WORK TO DO — Can the data below be set down again exactly, line for line?

Collected data entries —

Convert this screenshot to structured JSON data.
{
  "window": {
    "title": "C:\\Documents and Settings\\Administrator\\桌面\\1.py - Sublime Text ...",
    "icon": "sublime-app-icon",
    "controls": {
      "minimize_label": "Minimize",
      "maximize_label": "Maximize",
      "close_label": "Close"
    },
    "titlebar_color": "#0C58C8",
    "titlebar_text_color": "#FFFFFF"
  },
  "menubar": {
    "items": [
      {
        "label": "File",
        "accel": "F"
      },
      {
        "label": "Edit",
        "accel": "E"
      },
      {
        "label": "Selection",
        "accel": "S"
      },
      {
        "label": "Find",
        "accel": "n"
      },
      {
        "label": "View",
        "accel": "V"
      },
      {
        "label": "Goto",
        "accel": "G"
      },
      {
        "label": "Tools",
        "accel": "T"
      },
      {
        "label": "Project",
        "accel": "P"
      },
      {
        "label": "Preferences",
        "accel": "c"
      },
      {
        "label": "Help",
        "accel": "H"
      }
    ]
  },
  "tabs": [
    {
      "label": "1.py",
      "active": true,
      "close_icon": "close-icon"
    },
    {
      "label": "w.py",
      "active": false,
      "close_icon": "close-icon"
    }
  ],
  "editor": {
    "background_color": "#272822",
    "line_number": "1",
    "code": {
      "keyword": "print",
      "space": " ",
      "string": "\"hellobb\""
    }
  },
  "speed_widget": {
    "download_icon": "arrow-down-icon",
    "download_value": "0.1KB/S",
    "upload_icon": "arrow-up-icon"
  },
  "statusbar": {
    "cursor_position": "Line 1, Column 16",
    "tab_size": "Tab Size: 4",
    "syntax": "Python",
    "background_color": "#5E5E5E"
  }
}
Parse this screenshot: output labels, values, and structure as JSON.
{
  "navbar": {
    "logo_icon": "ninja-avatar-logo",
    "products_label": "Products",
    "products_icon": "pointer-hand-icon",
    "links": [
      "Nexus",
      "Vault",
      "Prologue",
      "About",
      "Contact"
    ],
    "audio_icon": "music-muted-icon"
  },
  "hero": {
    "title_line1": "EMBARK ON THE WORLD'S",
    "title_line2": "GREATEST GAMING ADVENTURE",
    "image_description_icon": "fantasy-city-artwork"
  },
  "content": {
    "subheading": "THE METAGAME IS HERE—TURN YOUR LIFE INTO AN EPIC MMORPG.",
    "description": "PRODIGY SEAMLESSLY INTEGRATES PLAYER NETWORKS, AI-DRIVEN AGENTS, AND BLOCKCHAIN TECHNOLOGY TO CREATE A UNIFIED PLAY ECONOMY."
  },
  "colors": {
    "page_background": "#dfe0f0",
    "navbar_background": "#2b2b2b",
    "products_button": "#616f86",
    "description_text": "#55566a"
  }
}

WRITTEN RESPONSE —
Convert this screenshot to structured JSON data.
{
  "window": {
    "title": "C:\\Documents and Settings\\Administrator\\桌面\\1.py - Sublime Text ...",
    "icon": "sublime-app-icon",
    "controls": {
      "minimize_label": "Minimize",
      "maximize_label": "Maximize",
      "close_label": "Close"
    },
    "titlebar_color": "#0C58C8",
    "titlebar_text_color": "#FFFFFF"
  },
  "menubar": {
    "items": [
      {
        "label": "File",
        "accel": "F"
      },
      {
        "label": "Edit",
        "accel": "E"
      },
      {
        "label": "Selection",
        "accel": "S"
      },
      {
        "label": "Find",
        "accel": "n"
      },
      {
        "label": "View",
        "accel": "V"
      },
      {
        "label": "Goto",
        "accel": "G"
      },
      {
        "label": "Tools",
        "accel": "T"
      },
      {
        "label": "Project",
        "accel": "P"
      },
      {
        "label": "Preferences",
        "accel": "c"
      },
      {
        "label": "Help",
        "accel": "H"
      }
    ]
  },
  "tabs": [
    {
      "label": "1.py",
      "active": true,
      "close_icon": "close-icon"
    },
    {
      "label": "w.py",
      "active": false,
      "close_icon": "close-icon"
    }
  ],
  "editor": {
    "background_color": "#272822",
    "line_number": "1",
    "code": {
      "keyword": "print",
      "space": " ",
      "string": "\"hellobb\""
    }
  },
  "speed_widget": {
    "download_icon": "arrow-down-icon",
    "download_value": "0.1KB/S",
    "upload_icon": "arrow-up-icon"
  },
  "statusbar": {
    "cursor_position": "Line 1, Column 16",
    "tab_size": "Tab Size: 4",
    "syntax": "Python",
    "background_color": "#5E5E5E"
  }
}
Parse this screenshot: output labels, values, and structure as JSON.
{
  "navbar": {
    "logo_icon": "ninja-avatar-logo",
    "products_label": "Products",
    "products_icon": "pointer-hand-icon",
    "links": [
      "Nexus",
      "Vault",
      "Prologue",
      "About",
      "Contact"
    ],
    "audio_icon": "music-muted-icon"
  },
  "hero": {
    "title_line1": "EMBARK ON THE WORLD'S",
    "title_line2": "GREATEST GAMING ADVENTURE",
    "image_description_icon": "fantasy-city-artwork"
  },
  "content": {
    "subheading": "THE METAGAME IS HERE—TURN YOUR LIFE INTO AN EPIC MMORPG.",
    "description": "PRODIGY SEAMLESSLY INTEGRATES PLAYER NETWORKS, AI-DRIVEN AGENTS, AND BLOCKCHAIN TECHNOLOGY TO CREATE A UNIFIED PLAY ECONOMY."
  },
  "colors": {
    "page_background": "#dfe0f0",
    "navbar_background": "#2b2b2b",
    "products_button": "#616f86",
    "description_text": "#55566a"
  }
}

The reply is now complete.